▶ _AIM_
Each entry below is to be written out exactly, and the pictures are to be left out.

★ ★ ★ ★

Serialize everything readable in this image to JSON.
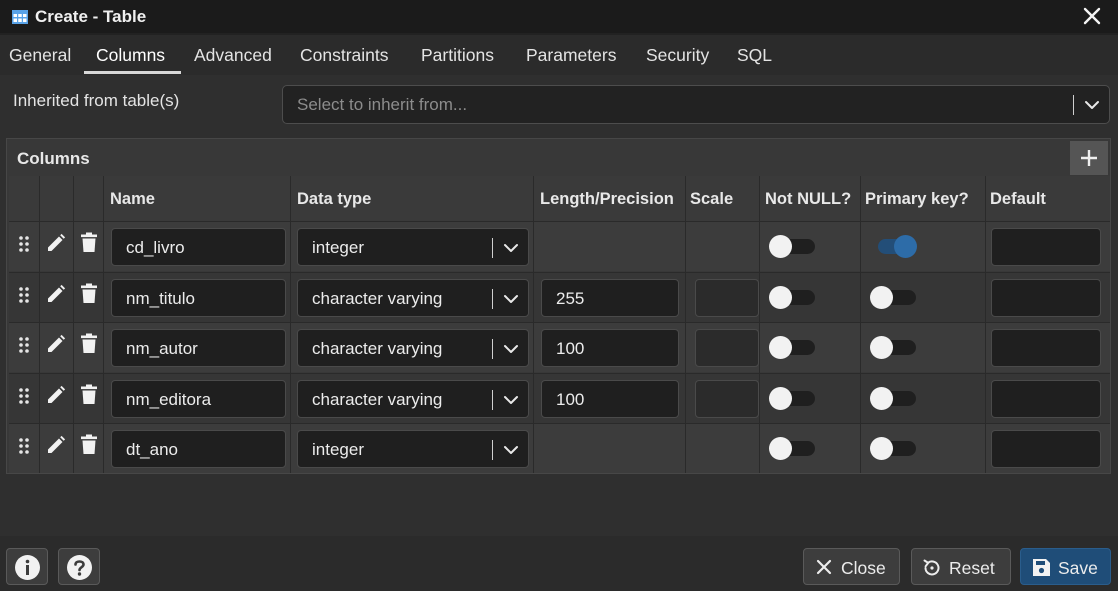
{
  "window": {
    "title": "Create - Table"
  },
  "tabs": [
    {
      "label": "General"
    },
    {
      "label": "Columns"
    },
    {
      "label": "Advanced"
    },
    {
      "label": "Constraints"
    },
    {
      "label": "Partitions"
    },
    {
      "label": "Parameters"
    },
    {
      "label": "Security"
    },
    {
      "label": "SQL"
    }
  ],
  "active_tab": "Columns",
  "inherit": {
    "label": "Inherited from table(s)",
    "placeholder": "Select to inherit from..."
  },
  "columns_panel": {
    "title": "Columns",
    "headers": {
      "name": "Name",
      "data_type": "Data type",
      "length": "Length/Precision",
      "scale": "Scale",
      "not_null": "Not NULL?",
      "primary_key": "Primary key?",
      "default": "Default"
    },
    "rows": [
      {
        "name": "cd_livro",
        "data_type": "integer",
        "length": "",
        "not_null": false,
        "primary_key": true,
        "default": ""
      },
      {
        "name": "nm_titulo",
        "data_type": "character varying",
        "length": "255",
        "not_null": false,
        "primary_key": false,
        "default": ""
      },
      {
        "name": "nm_autor",
        "data_type": "character varying",
        "length": "100",
        "not_null": false,
        "primary_key": false,
        "default": ""
      },
      {
        "name": "nm_editora",
        "data_type": "character varying",
        "length": "100",
        "not_null": false,
        "primary_key": false,
        "default": ""
      },
      {
        "name": "dt_ano",
        "data_type": "integer",
        "length": "",
        "not_null": false,
        "primary_key": false,
        "default": ""
      }
    ]
  },
  "footer": {
    "close_label": "Close",
    "reset_label": "Reset",
    "save_label": "Save"
  },
  "colors": {
    "accent": "#2d6ca8",
    "save_bg": "#1f4d78",
    "background": "#222222"
  }
}
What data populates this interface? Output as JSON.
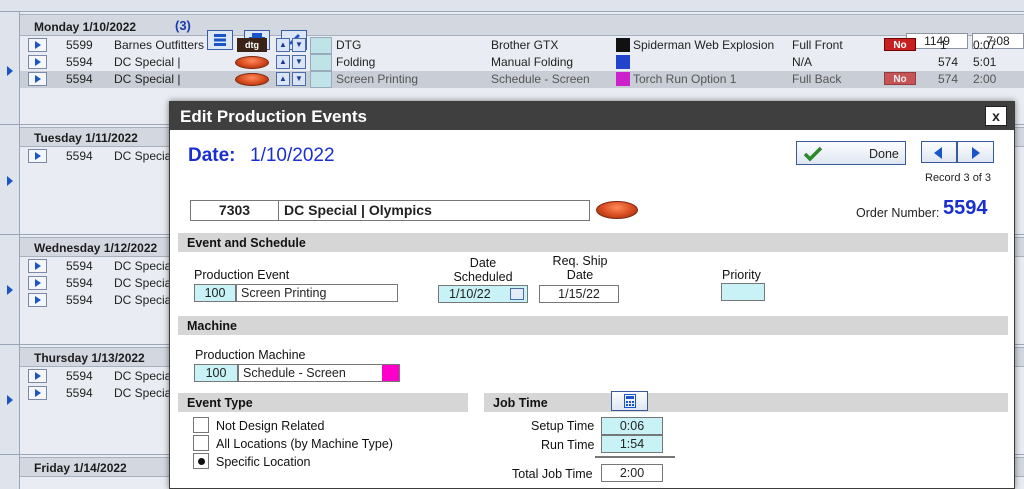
{
  "schedule": {
    "monday": {
      "label": "Monday 1/10/2022",
      "count": "(3)",
      "total_qty": "1149",
      "total_time": "7:08",
      "rows": [
        {
          "order": "5599",
          "customer": "Barnes Outfitters",
          "badge": "dtg",
          "event": "DTG",
          "machine": "Brother GTX",
          "color": "#111111",
          "design": "Spiderman Web Explosion",
          "location": "Full Front",
          "flag": "No",
          "qty": "1",
          "time": "0:07"
        },
        {
          "order": "5594",
          "customer": "DC Special |",
          "badge": "",
          "event": "Folding",
          "machine": "Manual Folding",
          "color": "#2244cc",
          "design": "",
          "location": "N/A",
          "flag": "",
          "qty": "574",
          "time": "5:01"
        },
        {
          "order": "5594",
          "customer": "DC Special |",
          "badge": "",
          "event": "Screen Printing",
          "machine": "Schedule - Screen",
          "color": "#cc22cc",
          "design": "Torch Run Option 1",
          "location": "Full Back",
          "flag": "No",
          "qty": "574",
          "time": "2:00"
        }
      ]
    },
    "tuesday": {
      "label": "Tuesday 1/11/2022",
      "rows": [
        {
          "order": "5594",
          "customer": "DC Specia"
        }
      ]
    },
    "wednesday": {
      "label": "Wednesday 1/12/2022",
      "rows": [
        {
          "order": "5594",
          "customer": "DC Specia"
        },
        {
          "order": "5594",
          "customer": "DC Specia"
        },
        {
          "order": "5594",
          "customer": "DC Specia"
        }
      ]
    },
    "thursday": {
      "label": "Thursday 1/13/2022",
      "rows": [
        {
          "order": "5594",
          "customer": "DC Specia"
        },
        {
          "order": "5594",
          "customer": "DC Specia"
        }
      ]
    },
    "friday": {
      "label": "Friday 1/14/2022"
    }
  },
  "modal": {
    "title": "Edit Production Events",
    "close_label": "x",
    "date_label": "Date:",
    "date_value": "1/10/2022",
    "done_label": "Done",
    "record_text": "Record 3 of 3",
    "order_id": "7303",
    "order_name": "DC Special | Olympics",
    "order_number_label": "Order Number:",
    "order_number": "5594",
    "sections": {
      "event_schedule": "Event and Schedule",
      "machine": "Machine",
      "event_type": "Event Type",
      "job_time": "Job Time"
    },
    "production_event": {
      "label": "Production Event",
      "code": "100",
      "name": "Screen Printing"
    },
    "date_scheduled": {
      "label1": "Date",
      "label2": "Scheduled",
      "value": "1/10/22"
    },
    "req_ship_date": {
      "label1": "Req. Ship",
      "label2": "Date",
      "value": "1/15/22"
    },
    "priority": {
      "label": "Priority",
      "value": ""
    },
    "production_machine": {
      "label": "Production Machine",
      "code": "100",
      "name": "Schedule - Screen",
      "color": "#ff00cc"
    },
    "event_type_options": [
      {
        "label": "Not Design Related",
        "selected": false
      },
      {
        "label": "All Locations (by Machine Type)",
        "selected": false
      },
      {
        "label": "Specific Location",
        "selected": true
      }
    ],
    "job_time": {
      "setup_label": "Setup Time",
      "setup_value": "0:06",
      "run_label": "Run Time",
      "run_value": "1:54",
      "total_label": "Total Job Time",
      "total_value": "2:00"
    }
  }
}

★ ★ ★ ★

▶ _TASK SOLUTION_
Serialize everything readable in this image to JSON.
{
  "window": {
    "title": "Create - Table"
  },
  "tabs": [
    {
      "label": "General"
    },
    {
      "label": "Columns"
    },
    {
      "label": "Advanced"
    },
    {
      "label": "Constraints"
    },
    {
      "label": "Partitions"
    },
    {
      "label": "Parameters"
    },
    {
      "label": "Security"
    },
    {
      "label": "SQL"
    }
  ],
  "active_tab": "Columns",
  "inherit": {
    "label": "Inherited from table(s)",
    "placeholder": "Select to inherit from..."
  },
  "columns_panel": {
    "title": "Columns",
    "headers": {
      "name": "Name",
      "data_type": "Data type",
      "length": "Length/Precision",
      "scale": "Scale",
      "not_null": "Not NULL?",
      "primary_key": "Primary key?",
      "default": "Default"
    },
    "rows": [
      {
        "name": "cd_livro",
        "data_type": "integer",
        "length": "",
        "not_null": false,
        "primary_key": true,
        "default": ""
      },
      {
        "name": "nm_titulo",
        "data_type": "character varying",
        "length": "255",
        "not_null": false,
        "primary_key": false,
        "default": ""
      },
      {
        "name": "nm_autor",
        "data_type": "character varying",
        "length": "100",
        "not_null": false,
        "primary_key": false,
        "default": ""
      },
      {
        "name": "nm_editora",
        "data_type": "character varying",
        "length": "100",
        "not_null": false,
        "primary_key": false,
        "default": ""
      },
      {
        "name": "dt_ano",
        "data_type": "integer",
        "length": "",
        "not_null": false,
        "primary_key": false,
        "default": ""
      }
    ]
  },
  "footer": {
    "close_label": "Close",
    "reset_label": "Reset",
    "save_label": "Save"
  },
  "colors": {
    "accent": "#2d6ca8",
    "save_bg": "#1f4d78",
    "background": "#222222"
  }
}
What data populates this interface? Output as JSON.
{
  "schedule": {
    "monday": {
      "label": "Monday 1/10/2022",
      "count": "(3)",
      "total_qty": "1149",
      "total_time": "7:08",
      "rows": [
        {
          "order": "5599",
          "customer": "Barnes Outfitters",
          "badge": "dtg",
          "event": "DTG",
          "machine": "Brother GTX",
          "color": "#111111",
          "design": "Spiderman Web Explosion",
          "location": "Full Front",
          "flag": "No",
          "qty": "1",
          "time": "0:07"
        },
        {
          "order": "5594",
          "customer": "DC Special |",
          "badge": "",
          "event": "Folding",
          "machine": "Manual Folding",
          "color": "#2244cc",
          "design": "",
          "location": "N/A",
          "flag": "",
          "qty": "574",
          "time": "5:01"
        },
        {
          "order": "5594",
          "customer": "DC Special |",
          "badge": "",
          "event": "Screen Printing",
          "machine": "Schedule - Screen",
          "color": "#cc22cc",
          "design": "Torch Run Option 1",
          "location": "Full Back",
          "flag": "No",
          "qty": "574",
          "time": "2:00"
        }
      ]
    },
    "tuesday": {
      "label": "Tuesday 1/11/2022",
      "rows": [
        {
          "order": "5594",
          "customer": "DC Specia"
        }
      ]
    },
    "wednesday": {
      "label": "Wednesday 1/12/2022",
      "rows": [
        {
          "order": "5594",
          "customer": "DC Specia"
        },
        {
          "order": "5594",
          "customer": "DC Specia"
        },
        {
          "order": "5594",
          "customer": "DC Specia"
        }
      ]
    },
    "thursday": {
      "label": "Thursday 1/13/2022",
      "rows": [
        {
          "order": "5594",
          "customer": "DC Specia"
        },
        {
          "order": "5594",
          "customer": "DC Specia"
        }
      ]
    },
    "friday": {
      "label": "Friday 1/14/2022"
    }
  },
  "modal": {
    "title": "Edit Production Events",
    "close_label": "x",
    "date_label": "Date:",
    "date_value": "1/10/2022",
    "done_label": "Done",
    "record_text": "Record 3 of 3",
    "order_id": "7303",
    "order_name": "DC Special | Olympics",
    "order_number_label": "Order Number:",
    "order_number": "5594",
    "sections": {
      "event_schedule": "Event and Schedule",
      "machine": "Machine",
      "event_type": "Event Type",
      "job_time": "Job Time"
    },
    "production_event": {
      "label": "Production Event",
      "code": "100",
      "name": "Screen Printing"
    },
    "date_scheduled": {
      "label1": "Date",
      "label2": "Scheduled",
      "value": "1/10/22"
    },
    "req_ship_date": {
      "label1": "Req. Ship",
      "label2": "Date",
      "value": "1/15/22"
    },
    "priority": {
      "label": "Priority",
      "value": ""
    },
    "production_machine": {
      "label": "Production Machine",
      "code": "100",
      "name": "Schedule - Screen",
      "color": "#ff00cc"
    },
    "event_type_options": [
      {
        "label": "Not Design Related",
        "selected": false
      },
      {
        "label": "All Locations (by Machine Type)",
        "selected": false
      },
      {
        "label": "Specific Location",
        "selected": true
      }
    ],
    "job_time": {
      "setup_label": "Setup Time",
      "setup_value": "0:06",
      "run_label": "Run Time",
      "run_value": "1:54",
      "total_label": "Total Job Time",
      "total_value": "2:00"
    }
  }
}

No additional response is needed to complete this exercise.